• **AIM OF THE EXERCISE**: Reproduce every record exactly as it appears, but not the pictures.

(Extracted data entries)

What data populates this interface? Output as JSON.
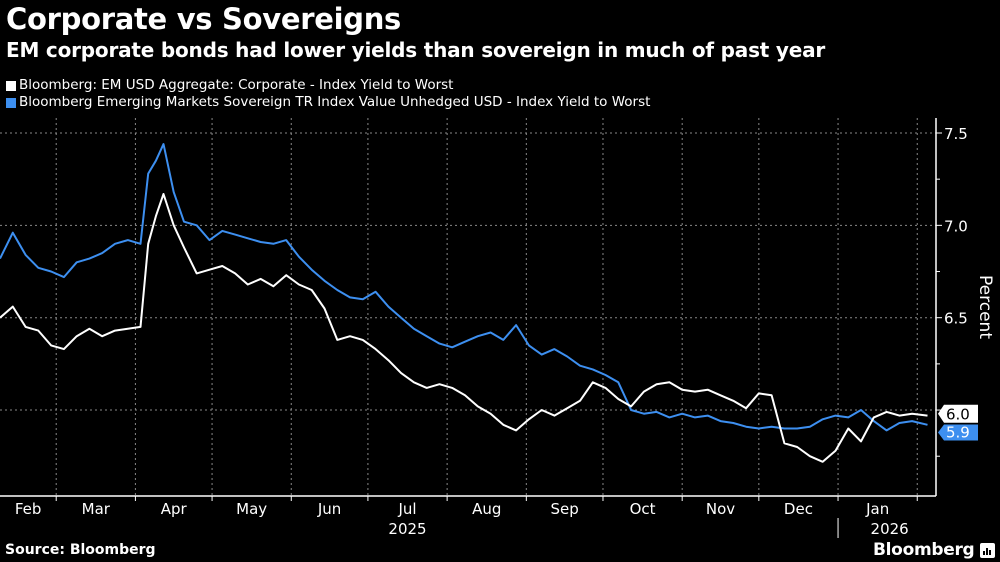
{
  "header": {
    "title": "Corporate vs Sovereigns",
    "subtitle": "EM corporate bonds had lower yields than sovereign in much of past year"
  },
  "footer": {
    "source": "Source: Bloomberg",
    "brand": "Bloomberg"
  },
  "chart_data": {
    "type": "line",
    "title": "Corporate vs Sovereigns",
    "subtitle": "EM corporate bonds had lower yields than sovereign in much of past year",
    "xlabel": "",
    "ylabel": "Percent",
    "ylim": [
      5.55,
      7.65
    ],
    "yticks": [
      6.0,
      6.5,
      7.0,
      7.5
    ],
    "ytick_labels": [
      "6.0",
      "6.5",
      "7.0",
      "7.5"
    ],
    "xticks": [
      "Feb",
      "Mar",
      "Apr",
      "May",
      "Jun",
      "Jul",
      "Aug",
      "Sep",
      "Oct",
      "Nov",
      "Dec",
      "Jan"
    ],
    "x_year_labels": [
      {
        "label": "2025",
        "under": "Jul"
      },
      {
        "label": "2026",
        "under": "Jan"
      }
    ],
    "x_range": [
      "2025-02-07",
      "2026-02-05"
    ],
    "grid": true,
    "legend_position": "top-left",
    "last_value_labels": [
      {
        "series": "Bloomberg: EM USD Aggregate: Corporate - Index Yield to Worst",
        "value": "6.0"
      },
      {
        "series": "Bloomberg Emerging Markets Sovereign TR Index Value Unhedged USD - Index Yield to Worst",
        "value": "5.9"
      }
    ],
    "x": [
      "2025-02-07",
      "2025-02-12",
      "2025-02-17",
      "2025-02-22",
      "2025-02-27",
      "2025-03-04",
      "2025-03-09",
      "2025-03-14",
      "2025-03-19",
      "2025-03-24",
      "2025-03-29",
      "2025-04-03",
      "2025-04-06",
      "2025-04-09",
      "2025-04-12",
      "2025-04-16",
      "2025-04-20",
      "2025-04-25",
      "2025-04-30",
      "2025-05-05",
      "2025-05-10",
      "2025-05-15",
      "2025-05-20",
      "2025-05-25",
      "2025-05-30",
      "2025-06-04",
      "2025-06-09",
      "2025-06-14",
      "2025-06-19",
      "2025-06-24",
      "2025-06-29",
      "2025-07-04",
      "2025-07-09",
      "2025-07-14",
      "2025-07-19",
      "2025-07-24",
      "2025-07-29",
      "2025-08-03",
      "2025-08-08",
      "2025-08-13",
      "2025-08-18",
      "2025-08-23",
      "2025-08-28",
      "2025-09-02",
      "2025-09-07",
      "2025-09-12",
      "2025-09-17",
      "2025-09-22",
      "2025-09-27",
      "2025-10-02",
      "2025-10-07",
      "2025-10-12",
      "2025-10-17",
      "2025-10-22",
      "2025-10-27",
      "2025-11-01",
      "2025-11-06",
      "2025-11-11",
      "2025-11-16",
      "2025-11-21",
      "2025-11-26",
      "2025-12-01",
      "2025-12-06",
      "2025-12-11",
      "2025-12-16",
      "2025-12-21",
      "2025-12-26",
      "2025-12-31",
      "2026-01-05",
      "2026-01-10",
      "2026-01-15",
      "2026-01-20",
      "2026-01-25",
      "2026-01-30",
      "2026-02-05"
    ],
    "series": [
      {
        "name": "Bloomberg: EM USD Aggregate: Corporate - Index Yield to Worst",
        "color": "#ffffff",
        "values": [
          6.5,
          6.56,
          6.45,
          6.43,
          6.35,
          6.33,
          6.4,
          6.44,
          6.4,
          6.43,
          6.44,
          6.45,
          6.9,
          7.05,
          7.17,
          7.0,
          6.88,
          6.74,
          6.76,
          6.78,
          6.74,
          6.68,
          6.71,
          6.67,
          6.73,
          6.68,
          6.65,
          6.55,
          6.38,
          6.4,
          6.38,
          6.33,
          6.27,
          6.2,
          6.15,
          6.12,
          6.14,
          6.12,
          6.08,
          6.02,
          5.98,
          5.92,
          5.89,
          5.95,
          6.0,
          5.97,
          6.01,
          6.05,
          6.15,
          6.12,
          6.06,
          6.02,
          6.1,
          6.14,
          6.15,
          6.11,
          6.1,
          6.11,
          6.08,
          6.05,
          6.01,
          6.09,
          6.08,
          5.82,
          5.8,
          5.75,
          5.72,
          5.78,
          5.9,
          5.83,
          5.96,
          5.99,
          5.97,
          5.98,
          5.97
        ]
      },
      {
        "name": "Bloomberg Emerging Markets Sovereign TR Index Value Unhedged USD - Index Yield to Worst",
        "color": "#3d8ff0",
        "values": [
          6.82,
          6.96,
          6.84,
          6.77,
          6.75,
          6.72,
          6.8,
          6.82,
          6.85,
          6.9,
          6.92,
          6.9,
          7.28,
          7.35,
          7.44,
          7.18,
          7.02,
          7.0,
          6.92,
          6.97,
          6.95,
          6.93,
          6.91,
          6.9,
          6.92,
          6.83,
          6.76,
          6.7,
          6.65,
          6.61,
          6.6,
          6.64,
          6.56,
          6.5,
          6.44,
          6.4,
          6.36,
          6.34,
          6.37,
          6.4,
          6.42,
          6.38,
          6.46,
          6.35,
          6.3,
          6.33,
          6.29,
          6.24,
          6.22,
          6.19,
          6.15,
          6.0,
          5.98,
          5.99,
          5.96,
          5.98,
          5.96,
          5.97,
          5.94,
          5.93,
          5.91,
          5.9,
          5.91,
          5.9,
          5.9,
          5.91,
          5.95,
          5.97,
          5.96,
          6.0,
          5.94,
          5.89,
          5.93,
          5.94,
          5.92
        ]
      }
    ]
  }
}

• **WRITTEN SOLUTION**:
What data populates this interface? Output as JSON.
{
  "header": {
    "title": "Corporate vs Sovereigns",
    "subtitle": "EM corporate bonds had lower yields than sovereign in much of past year"
  },
  "footer": {
    "source": "Source: Bloomberg",
    "brand": "Bloomberg"
  },
  "chart_data": {
    "type": "line",
    "title": "Corporate vs Sovereigns",
    "subtitle": "EM corporate bonds had lower yields than sovereign in much of past year",
    "xlabel": "",
    "ylabel": "Percent",
    "ylim": [
      5.55,
      7.65
    ],
    "yticks": [
      6.0,
      6.5,
      7.0,
      7.5
    ],
    "ytick_labels": [
      "6.0",
      "6.5",
      "7.0",
      "7.5"
    ],
    "xticks": [
      "Feb",
      "Mar",
      "Apr",
      "May",
      "Jun",
      "Jul",
      "Aug",
      "Sep",
      "Oct",
      "Nov",
      "Dec",
      "Jan"
    ],
    "x_year_labels": [
      {
        "label": "2025",
        "under": "Jul"
      },
      {
        "label": "2026",
        "under": "Jan"
      }
    ],
    "x_range": [
      "2025-02-07",
      "2026-02-05"
    ],
    "grid": true,
    "legend_position": "top-left",
    "last_value_labels": [
      {
        "series": "Bloomberg: EM USD Aggregate: Corporate - Index Yield to Worst",
        "value": "6.0"
      },
      {
        "series": "Bloomberg Emerging Markets Sovereign TR Index Value Unhedged USD - Index Yield to Worst",
        "value": "5.9"
      }
    ],
    "x": [
      "2025-02-07",
      "2025-02-12",
      "2025-02-17",
      "2025-02-22",
      "2025-02-27",
      "2025-03-04",
      "2025-03-09",
      "2025-03-14",
      "2025-03-19",
      "2025-03-24",
      "2025-03-29",
      "2025-04-03",
      "2025-04-06",
      "2025-04-09",
      "2025-04-12",
      "2025-04-16",
      "2025-04-20",
      "2025-04-25",
      "2025-04-30",
      "2025-05-05",
      "2025-05-10",
      "2025-05-15",
      "2025-05-20",
      "2025-05-25",
      "2025-05-30",
      "2025-06-04",
      "2025-06-09",
      "2025-06-14",
      "2025-06-19",
      "2025-06-24",
      "2025-06-29",
      "2025-07-04",
      "2025-07-09",
      "2025-07-14",
      "2025-07-19",
      "2025-07-24",
      "2025-07-29",
      "2025-08-03",
      "2025-08-08",
      "2025-08-13",
      "2025-08-18",
      "2025-08-23",
      "2025-08-28",
      "2025-09-02",
      "2025-09-07",
      "2025-09-12",
      "2025-09-17",
      "2025-09-22",
      "2025-09-27",
      "2025-10-02",
      "2025-10-07",
      "2025-10-12",
      "2025-10-17",
      "2025-10-22",
      "2025-10-27",
      "2025-11-01",
      "2025-11-06",
      "2025-11-11",
      "2025-11-16",
      "2025-11-21",
      "2025-11-26",
      "2025-12-01",
      "2025-12-06",
      "2025-12-11",
      "2025-12-16",
      "2025-12-21",
      "2025-12-26",
      "2025-12-31",
      "2026-01-05",
      "2026-01-10",
      "2026-01-15",
      "2026-01-20",
      "2026-01-25",
      "2026-01-30",
      "2026-02-05"
    ],
    "series": [
      {
        "name": "Bloomberg: EM USD Aggregate: Corporate - Index Yield to Worst",
        "color": "#ffffff",
        "values": [
          6.5,
          6.56,
          6.45,
          6.43,
          6.35,
          6.33,
          6.4,
          6.44,
          6.4,
          6.43,
          6.44,
          6.45,
          6.9,
          7.05,
          7.17,
          7.0,
          6.88,
          6.74,
          6.76,
          6.78,
          6.74,
          6.68,
          6.71,
          6.67,
          6.73,
          6.68,
          6.65,
          6.55,
          6.38,
          6.4,
          6.38,
          6.33,
          6.27,
          6.2,
          6.15,
          6.12,
          6.14,
          6.12,
          6.08,
          6.02,
          5.98,
          5.92,
          5.89,
          5.95,
          6.0,
          5.97,
          6.01,
          6.05,
          6.15,
          6.12,
          6.06,
          6.02,
          6.1,
          6.14,
          6.15,
          6.11,
          6.1,
          6.11,
          6.08,
          6.05,
          6.01,
          6.09,
          6.08,
          5.82,
          5.8,
          5.75,
          5.72,
          5.78,
          5.9,
          5.83,
          5.96,
          5.99,
          5.97,
          5.98,
          5.97
        ]
      },
      {
        "name": "Bloomberg Emerging Markets Sovereign TR Index Value Unhedged USD - Index Yield to Worst",
        "color": "#3d8ff0",
        "values": [
          6.82,
          6.96,
          6.84,
          6.77,
          6.75,
          6.72,
          6.8,
          6.82,
          6.85,
          6.9,
          6.92,
          6.9,
          7.28,
          7.35,
          7.44,
          7.18,
          7.02,
          7.0,
          6.92,
          6.97,
          6.95,
          6.93,
          6.91,
          6.9,
          6.92,
          6.83,
          6.76,
          6.7,
          6.65,
          6.61,
          6.6,
          6.64,
          6.56,
          6.5,
          6.44,
          6.4,
          6.36,
          6.34,
          6.37,
          6.4,
          6.42,
          6.38,
          6.46,
          6.35,
          6.3,
          6.33,
          6.29,
          6.24,
          6.22,
          6.19,
          6.15,
          6.0,
          5.98,
          5.99,
          5.96,
          5.98,
          5.96,
          5.97,
          5.94,
          5.93,
          5.91,
          5.9,
          5.91,
          5.9,
          5.9,
          5.91,
          5.95,
          5.97,
          5.96,
          6.0,
          5.94,
          5.89,
          5.93,
          5.94,
          5.92
        ]
      }
    ]
  }
}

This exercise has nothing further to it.